--- Materials provided ---

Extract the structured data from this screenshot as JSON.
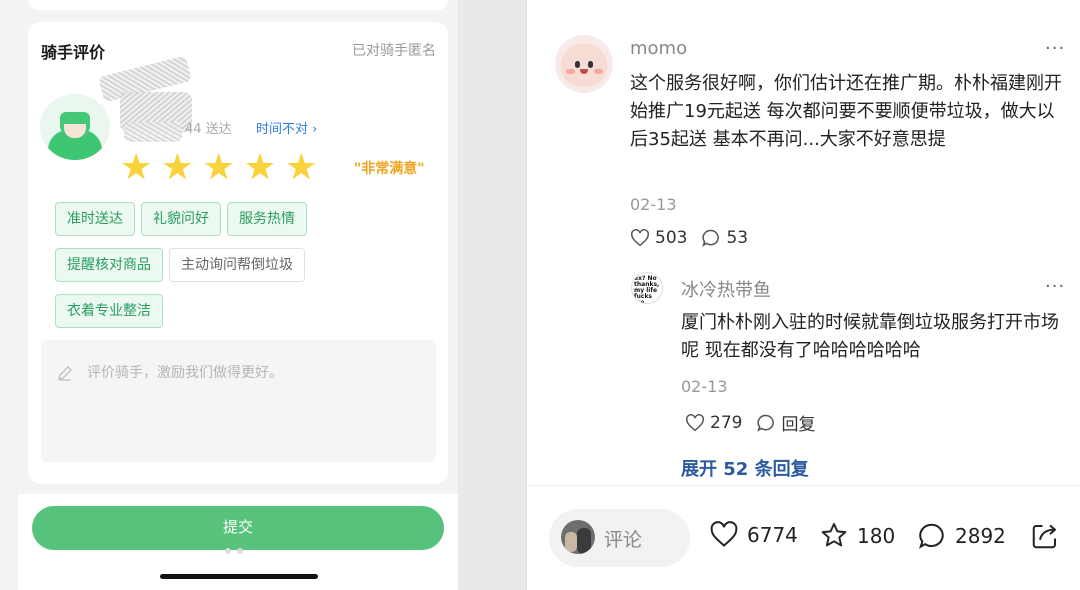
{
  "rider_review": {
    "title": "骑手评价",
    "anonymous_label": "已对骑手匿名",
    "delivered_text": "44 送达",
    "time_wrong_link": "时间不对 ›",
    "rating_stars": 5,
    "rating_text": "\"非常满意\"",
    "tags": [
      {
        "label": "准时送达",
        "selected": true
      },
      {
        "label": "礼貌问好",
        "selected": true
      },
      {
        "label": "服务热情",
        "selected": true
      },
      {
        "label": "提醒核对商品",
        "selected": true
      },
      {
        "label": "主动询问帮倒垃圾",
        "selected": false
      },
      {
        "label": "衣着专业整洁",
        "selected": true
      }
    ],
    "comment_placeholder": "评价骑手，激励我们做得更好。",
    "submit_label": "提交"
  },
  "comments": {
    "main": {
      "author": "momo",
      "more": "···",
      "content": "这个服务很好啊，你们估计还在推广期。朴朴福建刚开始推广19元起送 每次都问要不要顺便带垃圾，做大以后35起送 基本不再问...大家不好意思提",
      "date": "02-13",
      "likes": "503",
      "replies": "53"
    },
    "reply": {
      "author": "冰冷热带鱼",
      "avatar_text": "ex? No thanks, my life fucks me every day",
      "more": "···",
      "content": "厦门朴朴刚入驻的时候就靠倒垃圾服务打开市场呢 现在都没有了哈哈哈哈哈哈",
      "date": "02-13",
      "likes": "279",
      "reply_label": "回复"
    },
    "expand_label": "展开 52 条回复"
  },
  "footer": {
    "comment_placeholder": "评论",
    "likes": "6774",
    "favorites": "180",
    "comments": "2892"
  },
  "colors": {
    "accent_green": "#57c27c",
    "tag_green": "#2a9d5e",
    "star_yellow": "#f9d33b",
    "rating_orange": "#f1a521",
    "link_blue": "#2f7fe0",
    "expand_blue": "#2b5a9e"
  }
}
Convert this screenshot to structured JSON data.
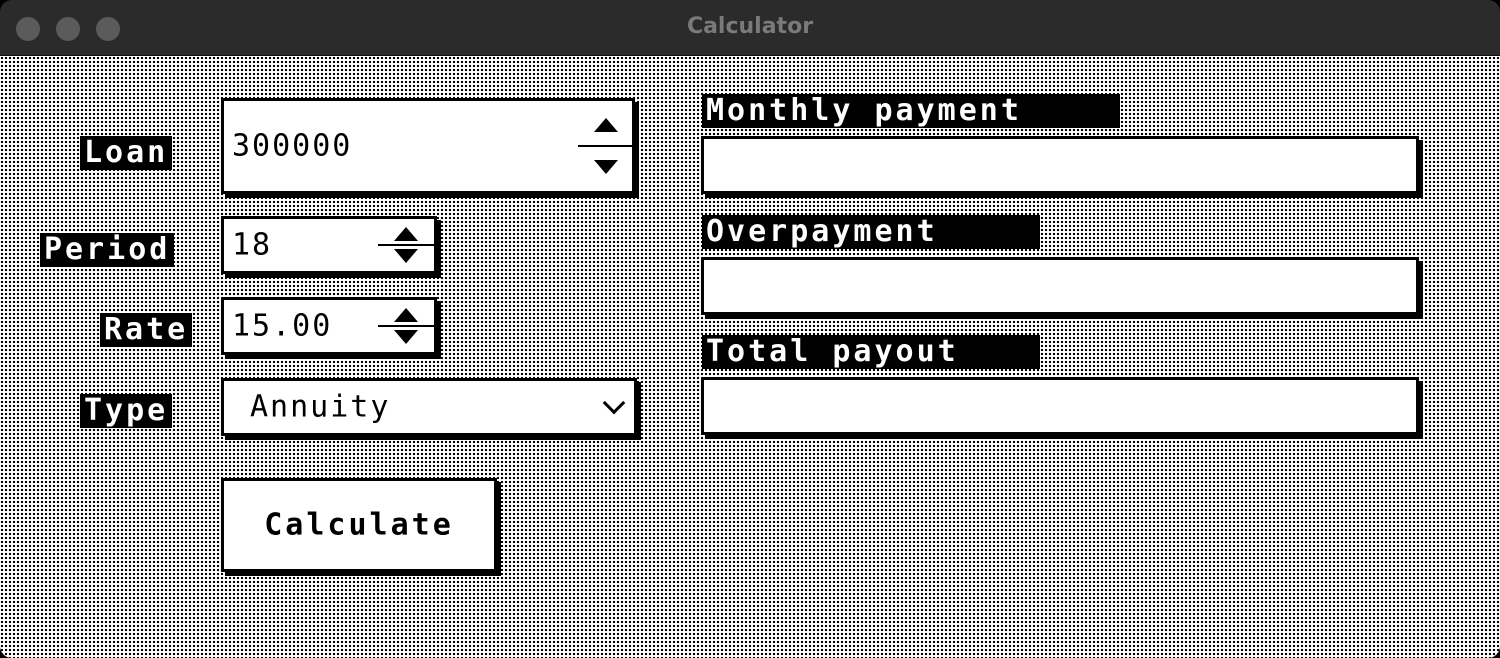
{
  "window": {
    "title": "Calculator"
  },
  "form": {
    "loan": {
      "label": "Loan",
      "value": "300000"
    },
    "period": {
      "label": "Period",
      "value": "18"
    },
    "rate": {
      "label": "Rate",
      "value": "15.00"
    },
    "type": {
      "label": "Type",
      "selected": "Annuity"
    },
    "calculate_label": "Calculate"
  },
  "results": {
    "monthly_payment": {
      "label": "Monthly payment",
      "value": ""
    },
    "overpayment": {
      "label": "Overpayment",
      "value": ""
    },
    "total_payout": {
      "label": "Total payout",
      "value": ""
    }
  },
  "icons": {
    "spin_up": "triangle-up-icon",
    "spin_down": "triangle-down-icon",
    "dropdown": "chevron-down-icon"
  }
}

---

The request:
Skip the pictures and print each record exactly as it stands.

Written solution:
Extract the structured data from this screenshot as JSON.
{
  "rider_review": {
    "title": "骑手评价",
    "anonymous_label": "已对骑手匿名",
    "delivered_text": "44 送达",
    "time_wrong_link": "时间不对 ›",
    "rating_stars": 5,
    "rating_text": "\"非常满意\"",
    "tags": [
      {
        "label": "准时送达",
        "selected": true
      },
      {
        "label": "礼貌问好",
        "selected": true
      },
      {
        "label": "服务热情",
        "selected": true
      },
      {
        "label": "提醒核对商品",
        "selected": true
      },
      {
        "label": "主动询问帮倒垃圾",
        "selected": false
      },
      {
        "label": "衣着专业整洁",
        "selected": true
      }
    ],
    "comment_placeholder": "评价骑手，激励我们做得更好。",
    "submit_label": "提交"
  },
  "comments": {
    "main": {
      "author": "momo",
      "more": "···",
      "content": "这个服务很好啊，你们估计还在推广期。朴朴福建刚开始推广19元起送 每次都问要不要顺便带垃圾，做大以后35起送 基本不再问...大家不好意思提",
      "date": "02-13",
      "likes": "503",
      "replies": "53"
    },
    "reply": {
      "author": "冰冷热带鱼",
      "avatar_text": "ex? No thanks, my life fucks me every day",
      "more": "···",
      "content": "厦门朴朴刚入驻的时候就靠倒垃圾服务打开市场呢 现在都没有了哈哈哈哈哈哈",
      "date": "02-13",
      "likes": "279",
      "reply_label": "回复"
    },
    "expand_label": "展开 52 条回复"
  },
  "footer": {
    "comment_placeholder": "评论",
    "likes": "6774",
    "favorites": "180",
    "comments": "2892"
  },
  "colors": {
    "accent_green": "#57c27c",
    "tag_green": "#2a9d5e",
    "star_yellow": "#f9d33b",
    "rating_orange": "#f1a521",
    "link_blue": "#2f7fe0",
    "expand_blue": "#2b5a9e"
  }
}
Convert this screenshot to structured JSON data.
{
  "window": {
    "title": "Calculator"
  },
  "form": {
    "loan": {
      "label": "Loan",
      "value": "300000"
    },
    "period": {
      "label": "Period",
      "value": "18"
    },
    "rate": {
      "label": "Rate",
      "value": "15.00"
    },
    "type": {
      "label": "Type",
      "selected": "Annuity"
    },
    "calculate_label": "Calculate"
  },
  "results": {
    "monthly_payment": {
      "label": "Monthly payment",
      "value": ""
    },
    "overpayment": {
      "label": "Overpayment",
      "value": ""
    },
    "total_payout": {
      "label": "Total payout",
      "value": ""
    }
  },
  "icons": {
    "spin_up": "triangle-up-icon",
    "spin_down": "triangle-down-icon",
    "dropdown": "chevron-down-icon"
  }
}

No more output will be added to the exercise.